*TASK DETAILS*. Write out each record below exactly as it appears, with no pictures.
### INFORMATION SUPPLIED
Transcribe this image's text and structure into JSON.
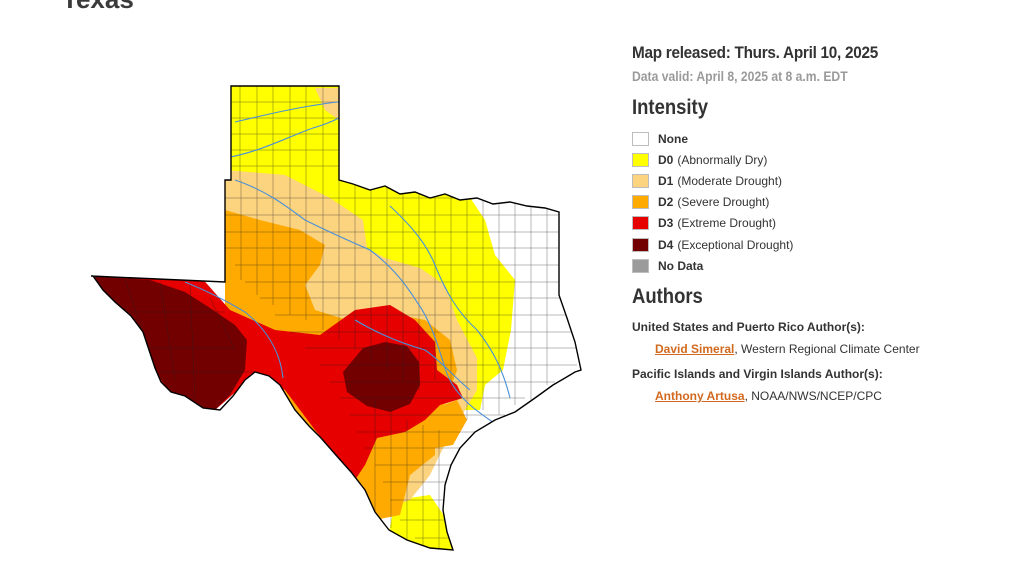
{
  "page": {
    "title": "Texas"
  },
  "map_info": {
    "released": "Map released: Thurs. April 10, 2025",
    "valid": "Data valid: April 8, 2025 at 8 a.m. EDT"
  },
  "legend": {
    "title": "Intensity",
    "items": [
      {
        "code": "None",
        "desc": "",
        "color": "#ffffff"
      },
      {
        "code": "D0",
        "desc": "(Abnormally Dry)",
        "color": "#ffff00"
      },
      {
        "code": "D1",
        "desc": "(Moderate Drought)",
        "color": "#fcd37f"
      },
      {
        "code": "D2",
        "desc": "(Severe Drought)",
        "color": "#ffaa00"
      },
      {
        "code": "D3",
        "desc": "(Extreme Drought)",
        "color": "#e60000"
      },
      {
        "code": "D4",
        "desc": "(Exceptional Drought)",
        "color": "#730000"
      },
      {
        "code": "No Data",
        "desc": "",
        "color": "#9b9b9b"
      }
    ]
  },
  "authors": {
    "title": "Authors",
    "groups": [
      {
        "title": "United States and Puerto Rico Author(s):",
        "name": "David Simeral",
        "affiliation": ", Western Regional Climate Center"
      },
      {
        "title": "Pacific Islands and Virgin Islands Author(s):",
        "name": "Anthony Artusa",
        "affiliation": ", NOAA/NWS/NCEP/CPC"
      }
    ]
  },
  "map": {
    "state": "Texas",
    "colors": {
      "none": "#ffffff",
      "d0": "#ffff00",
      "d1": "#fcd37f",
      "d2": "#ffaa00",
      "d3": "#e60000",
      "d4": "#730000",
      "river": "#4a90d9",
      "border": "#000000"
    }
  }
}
######
*RESPONSE TO THE EXERCISE*.
Transcribe this image's text and structure into JSON.
{
  "page": {
    "title": "Texas"
  },
  "map_info": {
    "released": "Map released: Thurs. April 10, 2025",
    "valid": "Data valid: April 8, 2025 at 8 a.m. EDT"
  },
  "legend": {
    "title": "Intensity",
    "items": [
      {
        "code": "None",
        "desc": "",
        "color": "#ffffff"
      },
      {
        "code": "D0",
        "desc": "(Abnormally Dry)",
        "color": "#ffff00"
      },
      {
        "code": "D1",
        "desc": "(Moderate Drought)",
        "color": "#fcd37f"
      },
      {
        "code": "D2",
        "desc": "(Severe Drought)",
        "color": "#ffaa00"
      },
      {
        "code": "D3",
        "desc": "(Extreme Drought)",
        "color": "#e60000"
      },
      {
        "code": "D4",
        "desc": "(Exceptional Drought)",
        "color": "#730000"
      },
      {
        "code": "No Data",
        "desc": "",
        "color": "#9b9b9b"
      }
    ]
  },
  "authors": {
    "title": "Authors",
    "groups": [
      {
        "title": "United States and Puerto Rico Author(s):",
        "name": "David Simeral",
        "affiliation": ", Western Regional Climate Center"
      },
      {
        "title": "Pacific Islands and Virgin Islands Author(s):",
        "name": "Anthony Artusa",
        "affiliation": ", NOAA/NWS/NCEP/CPC"
      }
    ]
  },
  "map": {
    "state": "Texas",
    "colors": {
      "none": "#ffffff",
      "d0": "#ffff00",
      "d1": "#fcd37f",
      "d2": "#ffaa00",
      "d3": "#e60000",
      "d4": "#730000",
      "river": "#4a90d9",
      "border": "#000000"
    }
  }
}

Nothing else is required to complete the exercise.